Tâche demandée 1
Résumez en deux phrases le texte sur l'accueil des réfugiés ukrainiens.
Tâche demandée 2
Continuez le texte sur l'accueil des réfugiés ukrainiens à partir de sa dernière phrase.

++++ Texte à lire ++++

Pour Éric Zemmour et Jordan Bardella, tous les réfugiés ne se valent pas
Tous les jours, Clément Viktorovitch décrypte les discours politiques et analyse les mots qui font l'actualité.
Les principaux candidats à la présidentielle se rejoignent désormais sur la nécessité d’accueillir des réfugiés, y compris Éric Zemmour, qui s’y était opposé dans un premier temps. Et pour cause : le candidat de Reconquête, mais aussi le Rassemblement national, sont confrontés à un défi rhétorique : comment faire pour justifier l’accueil des réfugiés ukrainiens, après s’être opposé à celui des Syriens ou des Afghans ?
C’est bien une volte-face à laquelle s’est livré Éric Zemmour ce week-end, même s’il s’en défend. La semaine dernière, sur RTL, il déclarait en parlant des réfugiés ukrainiens "je pense qu’il n’est pas bon d’arracher les gens loin de leur pays, ni de déstabiliser la France, qui est déjà submergée par l’Immigration". Dimanche 6 mars en meeting à Toulon, il concédait que si des ukrainiens souhaitent spécifiquement gagner le sol Français, il faut les accueillir. Il la justifie au nom de l’empathie, tout simplement. "Ces pauvres femmes et ces pauvres enfants ukrainiens que nous voyons sur nos écrans et qui nous déchirent le cœur, il faut les accueillir, le temps que les bombardemetns cessent ", déclare Éric Zemmour. Il rejoint ce faisant la position du Rassemblement national, exprimée par la voix de son Président, Jordan Bardella : invité lundi 7 mars de France Info : "Des familles ukrainienes qui sont sous les bombardements, qui fuient les combats [doivent] être accueillies en France, le temps du conflit."

++++ Lignes affichées ++++

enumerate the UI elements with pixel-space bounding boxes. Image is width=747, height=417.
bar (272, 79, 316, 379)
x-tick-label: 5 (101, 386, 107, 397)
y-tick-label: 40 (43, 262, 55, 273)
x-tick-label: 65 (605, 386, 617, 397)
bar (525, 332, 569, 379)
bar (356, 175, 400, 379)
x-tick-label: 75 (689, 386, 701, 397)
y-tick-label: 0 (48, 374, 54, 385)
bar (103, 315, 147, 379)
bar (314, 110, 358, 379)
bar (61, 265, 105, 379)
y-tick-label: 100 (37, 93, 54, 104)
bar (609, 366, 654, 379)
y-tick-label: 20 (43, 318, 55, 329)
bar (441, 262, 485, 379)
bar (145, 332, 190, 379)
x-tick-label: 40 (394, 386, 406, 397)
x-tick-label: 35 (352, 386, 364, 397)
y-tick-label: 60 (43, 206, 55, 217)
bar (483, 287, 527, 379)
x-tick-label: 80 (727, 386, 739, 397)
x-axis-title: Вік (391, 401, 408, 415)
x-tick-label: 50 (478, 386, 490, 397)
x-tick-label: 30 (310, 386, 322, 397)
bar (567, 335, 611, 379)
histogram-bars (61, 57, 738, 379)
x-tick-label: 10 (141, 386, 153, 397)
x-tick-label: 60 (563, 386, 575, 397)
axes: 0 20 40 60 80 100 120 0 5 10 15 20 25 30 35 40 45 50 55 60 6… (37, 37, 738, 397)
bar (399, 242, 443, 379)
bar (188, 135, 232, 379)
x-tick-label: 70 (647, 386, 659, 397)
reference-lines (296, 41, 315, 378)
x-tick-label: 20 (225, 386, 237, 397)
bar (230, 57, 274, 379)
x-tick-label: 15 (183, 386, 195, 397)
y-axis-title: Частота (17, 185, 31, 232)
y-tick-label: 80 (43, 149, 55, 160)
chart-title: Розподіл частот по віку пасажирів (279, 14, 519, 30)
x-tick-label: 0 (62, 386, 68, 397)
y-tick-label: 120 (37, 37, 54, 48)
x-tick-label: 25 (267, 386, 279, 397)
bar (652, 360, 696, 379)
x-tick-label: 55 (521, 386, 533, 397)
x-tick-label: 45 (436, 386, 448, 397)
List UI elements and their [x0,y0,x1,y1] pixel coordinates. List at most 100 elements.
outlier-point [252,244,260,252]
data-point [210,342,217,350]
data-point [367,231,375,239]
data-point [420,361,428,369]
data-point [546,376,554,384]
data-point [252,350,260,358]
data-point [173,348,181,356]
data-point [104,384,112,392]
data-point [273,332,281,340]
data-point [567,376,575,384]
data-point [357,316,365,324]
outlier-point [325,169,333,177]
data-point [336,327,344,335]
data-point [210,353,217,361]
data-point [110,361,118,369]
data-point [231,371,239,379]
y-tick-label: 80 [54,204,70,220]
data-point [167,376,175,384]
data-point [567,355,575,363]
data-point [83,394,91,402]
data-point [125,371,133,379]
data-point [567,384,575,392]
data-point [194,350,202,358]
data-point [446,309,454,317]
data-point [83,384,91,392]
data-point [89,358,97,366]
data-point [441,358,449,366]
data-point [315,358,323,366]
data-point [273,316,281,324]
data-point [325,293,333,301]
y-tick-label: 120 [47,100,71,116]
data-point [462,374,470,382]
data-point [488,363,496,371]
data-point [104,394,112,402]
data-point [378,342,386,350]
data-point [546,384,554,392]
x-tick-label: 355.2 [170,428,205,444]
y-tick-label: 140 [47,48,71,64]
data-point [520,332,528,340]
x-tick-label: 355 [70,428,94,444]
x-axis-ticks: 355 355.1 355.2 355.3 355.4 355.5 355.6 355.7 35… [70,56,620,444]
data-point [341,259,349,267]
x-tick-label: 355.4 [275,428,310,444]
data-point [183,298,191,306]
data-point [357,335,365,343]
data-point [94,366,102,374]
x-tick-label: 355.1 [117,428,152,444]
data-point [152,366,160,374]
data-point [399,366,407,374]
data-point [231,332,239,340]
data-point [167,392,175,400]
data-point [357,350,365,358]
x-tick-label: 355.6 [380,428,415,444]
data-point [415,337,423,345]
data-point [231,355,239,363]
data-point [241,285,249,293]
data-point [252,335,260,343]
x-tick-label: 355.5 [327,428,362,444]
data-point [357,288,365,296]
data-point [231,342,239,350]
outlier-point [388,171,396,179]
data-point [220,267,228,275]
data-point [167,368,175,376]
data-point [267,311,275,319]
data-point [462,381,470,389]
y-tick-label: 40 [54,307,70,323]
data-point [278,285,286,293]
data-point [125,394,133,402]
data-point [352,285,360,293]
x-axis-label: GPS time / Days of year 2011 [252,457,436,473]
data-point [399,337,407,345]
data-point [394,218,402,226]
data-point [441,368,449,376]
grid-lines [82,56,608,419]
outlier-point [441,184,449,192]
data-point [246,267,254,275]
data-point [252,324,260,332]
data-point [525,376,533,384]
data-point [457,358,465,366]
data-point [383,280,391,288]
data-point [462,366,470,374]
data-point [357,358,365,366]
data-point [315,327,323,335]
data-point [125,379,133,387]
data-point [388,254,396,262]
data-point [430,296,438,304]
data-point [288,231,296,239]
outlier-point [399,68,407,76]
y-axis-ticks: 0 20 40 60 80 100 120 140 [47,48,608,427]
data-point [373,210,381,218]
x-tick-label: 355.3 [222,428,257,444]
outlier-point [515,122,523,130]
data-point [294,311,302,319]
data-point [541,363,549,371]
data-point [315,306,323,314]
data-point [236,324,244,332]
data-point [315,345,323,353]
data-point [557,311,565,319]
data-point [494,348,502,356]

++++

Réponse attendue 1
Éric Zemmour, qui jugeait encore la semaine précédente sur RTL qu'il n'était pas bon d'accueillir des réfugiés ukrainiens, a déclaré le 6 mars à Toulon qu'il fallait accueillir ceux qui souhaitent venir en France, au nom de l'empathie. Il rejoint ainsi la position du Rassemblement national, dont le président Jordan Bardella a affirmé le 7 mars sur France Info que les familles ukrainiennes fuyant les combats devaient être accueillies le temps du conflit.

Réponse attendue 2
"Des familles ukrainiennes sont sous les bombardements, ces pauvres femmes et ces pauvres enfants qui nous déchirent le cœur" : ainsi confrontés aux malheurs insondables de la guerre, accueillir les réfugiés ukrainiens ne relèverait que de l’humanité la plus élémentaire.
Des positions contradictoires
Pourtant, Éric Zemmour comme le Rassemblement national se sont prononcé contre l’accueil des réfugiés Syriens ou Afghans, qui fuyaient la guerre eux aussi. Comment rendre compte de cette apparente contradiction : tel est donc le défi auquel ces responsables sont confrontés aujourd’hui. Alors, ils avancent plusieurs arguments pragmatiques, liés à la proximité géographique, sur lesquels je ne vais pas m’attarder. Parce que le plus signifiant me semble être ailleurs. Quand on écoute leur déclaration, on n’y entend pas seulement des raisons, mais aussi… des émotions. "Je me sens beaucoup plus proche de ce qui se passe aujourd'hui en Ukraine, à nos portes, aux portes de l'Union européenne que ce qui a pu se passer en Syrie ou en Libye. Mon cœur s'oriente d'abord vers les gens que je considère être plus proches", affirme Jordan Bardella. Éric Zemmour assure lui que "les Ukrainiens sont de vrais réfugiés qui fuient la guerre, parce que nous nous sentons proche d'eux. Parce qu'ils sont Européens, parce qu'ils sont chrétiens."
Réfugiés ukrainiens : "Je me sens beaucoup plus proche de ce qui se passe aujourd'hui en Ukraine que ce qui a pu se passer en Syrie ou en Libye"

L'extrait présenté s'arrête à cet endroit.